TASK BRIEF ▸ Extract all lines that hold "Environment" from the records below.

begin

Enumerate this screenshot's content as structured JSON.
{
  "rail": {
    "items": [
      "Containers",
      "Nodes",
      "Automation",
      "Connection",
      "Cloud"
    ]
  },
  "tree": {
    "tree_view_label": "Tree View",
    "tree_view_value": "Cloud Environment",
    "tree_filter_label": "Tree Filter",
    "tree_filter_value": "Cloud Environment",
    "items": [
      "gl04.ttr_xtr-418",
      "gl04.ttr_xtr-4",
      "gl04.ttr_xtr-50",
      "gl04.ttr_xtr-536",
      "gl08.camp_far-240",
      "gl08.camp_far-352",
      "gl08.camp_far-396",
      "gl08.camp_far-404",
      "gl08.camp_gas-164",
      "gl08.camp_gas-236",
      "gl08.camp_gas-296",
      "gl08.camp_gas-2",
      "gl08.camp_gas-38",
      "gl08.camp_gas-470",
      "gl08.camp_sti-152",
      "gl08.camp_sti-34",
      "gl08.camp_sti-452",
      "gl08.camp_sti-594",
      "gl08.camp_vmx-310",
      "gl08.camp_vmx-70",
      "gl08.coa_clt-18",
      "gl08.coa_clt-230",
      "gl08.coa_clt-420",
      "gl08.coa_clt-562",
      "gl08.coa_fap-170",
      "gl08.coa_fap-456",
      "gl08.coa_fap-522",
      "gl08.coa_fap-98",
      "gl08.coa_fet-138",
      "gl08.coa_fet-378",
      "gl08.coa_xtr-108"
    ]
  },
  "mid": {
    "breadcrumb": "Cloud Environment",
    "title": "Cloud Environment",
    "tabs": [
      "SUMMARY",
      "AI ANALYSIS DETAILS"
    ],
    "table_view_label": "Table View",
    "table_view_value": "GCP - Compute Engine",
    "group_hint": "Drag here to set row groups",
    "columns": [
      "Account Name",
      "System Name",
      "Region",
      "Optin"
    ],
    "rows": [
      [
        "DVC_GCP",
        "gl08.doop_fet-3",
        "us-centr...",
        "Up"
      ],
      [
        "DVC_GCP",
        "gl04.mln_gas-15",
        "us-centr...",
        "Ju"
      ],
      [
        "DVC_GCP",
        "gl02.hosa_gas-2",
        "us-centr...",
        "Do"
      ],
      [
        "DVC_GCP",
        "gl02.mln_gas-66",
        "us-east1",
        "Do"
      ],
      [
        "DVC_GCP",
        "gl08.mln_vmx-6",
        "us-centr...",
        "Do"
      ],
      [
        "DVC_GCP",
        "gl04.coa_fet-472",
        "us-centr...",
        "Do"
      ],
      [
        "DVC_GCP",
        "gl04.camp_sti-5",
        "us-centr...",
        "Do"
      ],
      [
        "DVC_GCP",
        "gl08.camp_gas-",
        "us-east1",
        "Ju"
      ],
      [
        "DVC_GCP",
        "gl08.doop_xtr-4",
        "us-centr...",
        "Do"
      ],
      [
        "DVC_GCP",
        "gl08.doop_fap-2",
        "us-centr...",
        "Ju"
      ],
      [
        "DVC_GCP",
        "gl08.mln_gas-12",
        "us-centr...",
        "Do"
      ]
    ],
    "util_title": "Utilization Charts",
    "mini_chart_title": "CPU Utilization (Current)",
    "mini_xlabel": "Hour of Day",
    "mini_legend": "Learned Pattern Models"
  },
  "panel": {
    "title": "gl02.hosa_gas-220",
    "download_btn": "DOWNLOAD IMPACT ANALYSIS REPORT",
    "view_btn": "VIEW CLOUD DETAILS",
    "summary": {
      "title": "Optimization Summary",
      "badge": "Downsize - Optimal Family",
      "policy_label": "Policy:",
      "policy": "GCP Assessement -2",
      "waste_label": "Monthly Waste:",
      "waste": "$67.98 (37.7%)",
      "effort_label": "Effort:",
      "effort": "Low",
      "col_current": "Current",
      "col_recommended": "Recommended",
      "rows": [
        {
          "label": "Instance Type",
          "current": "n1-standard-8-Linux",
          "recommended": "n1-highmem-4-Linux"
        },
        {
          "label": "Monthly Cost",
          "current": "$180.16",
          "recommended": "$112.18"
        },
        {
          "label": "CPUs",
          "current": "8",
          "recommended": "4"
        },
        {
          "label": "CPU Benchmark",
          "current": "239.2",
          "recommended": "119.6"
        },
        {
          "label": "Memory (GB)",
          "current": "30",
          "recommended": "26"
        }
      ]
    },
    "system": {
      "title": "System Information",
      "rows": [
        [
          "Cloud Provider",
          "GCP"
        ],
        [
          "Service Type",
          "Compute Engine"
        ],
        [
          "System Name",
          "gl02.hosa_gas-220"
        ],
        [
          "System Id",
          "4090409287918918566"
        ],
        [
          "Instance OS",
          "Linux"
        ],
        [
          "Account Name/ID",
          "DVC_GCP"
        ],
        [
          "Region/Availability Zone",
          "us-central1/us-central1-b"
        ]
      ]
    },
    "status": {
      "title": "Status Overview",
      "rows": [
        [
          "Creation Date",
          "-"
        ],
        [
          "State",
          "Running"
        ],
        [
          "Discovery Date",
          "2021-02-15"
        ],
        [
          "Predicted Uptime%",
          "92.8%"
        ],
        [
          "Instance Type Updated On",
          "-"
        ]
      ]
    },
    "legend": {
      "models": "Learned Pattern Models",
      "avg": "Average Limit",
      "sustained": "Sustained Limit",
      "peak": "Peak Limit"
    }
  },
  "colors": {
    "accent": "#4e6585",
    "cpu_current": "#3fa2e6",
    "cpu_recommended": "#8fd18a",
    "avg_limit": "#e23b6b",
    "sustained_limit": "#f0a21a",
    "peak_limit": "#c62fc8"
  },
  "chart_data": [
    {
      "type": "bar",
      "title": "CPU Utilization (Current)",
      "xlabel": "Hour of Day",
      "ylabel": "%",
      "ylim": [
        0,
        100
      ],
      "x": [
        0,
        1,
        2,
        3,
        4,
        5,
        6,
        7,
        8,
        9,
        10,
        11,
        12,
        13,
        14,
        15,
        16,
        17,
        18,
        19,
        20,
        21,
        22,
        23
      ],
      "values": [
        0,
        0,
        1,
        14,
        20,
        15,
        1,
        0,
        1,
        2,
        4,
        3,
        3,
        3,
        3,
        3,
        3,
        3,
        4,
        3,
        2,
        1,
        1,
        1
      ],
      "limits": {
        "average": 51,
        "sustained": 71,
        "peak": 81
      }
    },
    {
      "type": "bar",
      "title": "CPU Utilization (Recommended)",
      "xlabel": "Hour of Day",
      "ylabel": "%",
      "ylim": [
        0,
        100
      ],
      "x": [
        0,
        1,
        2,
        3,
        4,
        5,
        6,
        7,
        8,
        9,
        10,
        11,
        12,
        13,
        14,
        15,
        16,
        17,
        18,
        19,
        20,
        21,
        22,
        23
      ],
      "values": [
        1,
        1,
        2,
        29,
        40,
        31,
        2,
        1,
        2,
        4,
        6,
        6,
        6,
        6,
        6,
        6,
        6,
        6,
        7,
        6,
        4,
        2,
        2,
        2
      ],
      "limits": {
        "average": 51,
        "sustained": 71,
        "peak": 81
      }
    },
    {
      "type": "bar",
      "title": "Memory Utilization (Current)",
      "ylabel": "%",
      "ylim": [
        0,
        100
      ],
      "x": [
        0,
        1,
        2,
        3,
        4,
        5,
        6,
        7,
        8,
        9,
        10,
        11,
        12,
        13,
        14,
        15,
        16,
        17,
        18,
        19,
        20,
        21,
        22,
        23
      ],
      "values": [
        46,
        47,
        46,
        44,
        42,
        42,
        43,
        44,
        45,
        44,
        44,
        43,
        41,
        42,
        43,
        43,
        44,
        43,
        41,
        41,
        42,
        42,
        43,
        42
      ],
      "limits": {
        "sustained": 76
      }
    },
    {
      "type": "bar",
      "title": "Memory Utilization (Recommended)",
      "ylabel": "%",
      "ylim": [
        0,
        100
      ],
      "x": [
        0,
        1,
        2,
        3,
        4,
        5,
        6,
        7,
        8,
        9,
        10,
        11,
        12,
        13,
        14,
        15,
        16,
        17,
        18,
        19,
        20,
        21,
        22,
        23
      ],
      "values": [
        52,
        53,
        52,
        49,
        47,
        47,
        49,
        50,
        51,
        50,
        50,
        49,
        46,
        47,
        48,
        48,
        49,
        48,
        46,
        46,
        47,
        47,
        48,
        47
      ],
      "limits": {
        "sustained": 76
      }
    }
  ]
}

end

FULL RESPONSE ▸
    "tree_view_value": "Cloud Environment",
    "tree_filter_value": "Cloud Environment",
    "breadcrumb": "Cloud Environment",
    "title": "Cloud Environment",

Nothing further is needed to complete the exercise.